YOUR INSTRUCTIONS
In the entries below, find every line with "Fleischmann" and copy it.

:: RAW RECORDS

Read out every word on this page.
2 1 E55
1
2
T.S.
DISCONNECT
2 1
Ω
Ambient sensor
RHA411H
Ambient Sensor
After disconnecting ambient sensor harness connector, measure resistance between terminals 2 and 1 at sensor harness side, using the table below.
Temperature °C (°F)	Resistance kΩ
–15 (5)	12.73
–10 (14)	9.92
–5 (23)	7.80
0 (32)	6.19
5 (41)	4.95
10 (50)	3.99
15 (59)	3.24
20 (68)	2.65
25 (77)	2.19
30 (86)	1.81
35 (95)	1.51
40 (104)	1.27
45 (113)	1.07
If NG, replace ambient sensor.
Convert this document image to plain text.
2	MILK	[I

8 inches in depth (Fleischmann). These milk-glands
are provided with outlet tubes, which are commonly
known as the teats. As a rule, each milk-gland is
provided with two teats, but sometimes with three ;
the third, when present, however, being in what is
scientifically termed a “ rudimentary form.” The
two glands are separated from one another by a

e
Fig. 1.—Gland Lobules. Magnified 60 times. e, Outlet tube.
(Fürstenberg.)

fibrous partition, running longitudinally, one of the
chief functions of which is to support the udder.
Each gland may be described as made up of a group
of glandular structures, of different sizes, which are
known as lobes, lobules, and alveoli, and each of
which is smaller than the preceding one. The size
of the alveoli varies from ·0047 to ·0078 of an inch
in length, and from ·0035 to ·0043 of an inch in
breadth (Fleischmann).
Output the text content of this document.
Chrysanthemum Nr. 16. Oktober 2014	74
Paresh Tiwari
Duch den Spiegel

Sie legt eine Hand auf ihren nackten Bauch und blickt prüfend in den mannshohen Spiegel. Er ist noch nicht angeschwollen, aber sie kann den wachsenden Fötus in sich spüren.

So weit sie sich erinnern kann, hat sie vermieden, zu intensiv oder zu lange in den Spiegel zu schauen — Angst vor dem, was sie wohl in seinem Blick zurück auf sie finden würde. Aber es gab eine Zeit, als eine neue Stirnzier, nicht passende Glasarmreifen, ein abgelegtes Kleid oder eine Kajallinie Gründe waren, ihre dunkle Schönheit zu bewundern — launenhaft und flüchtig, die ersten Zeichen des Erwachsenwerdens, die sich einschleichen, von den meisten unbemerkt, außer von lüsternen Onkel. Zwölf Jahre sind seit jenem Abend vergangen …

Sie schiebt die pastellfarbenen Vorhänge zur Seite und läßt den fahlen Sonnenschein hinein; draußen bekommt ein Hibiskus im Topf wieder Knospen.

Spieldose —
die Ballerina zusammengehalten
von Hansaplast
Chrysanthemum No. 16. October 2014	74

::::

FINAL ANSWER
8 inches in depth (Fleischmann). These milk-glands
breadth (Fleischmann).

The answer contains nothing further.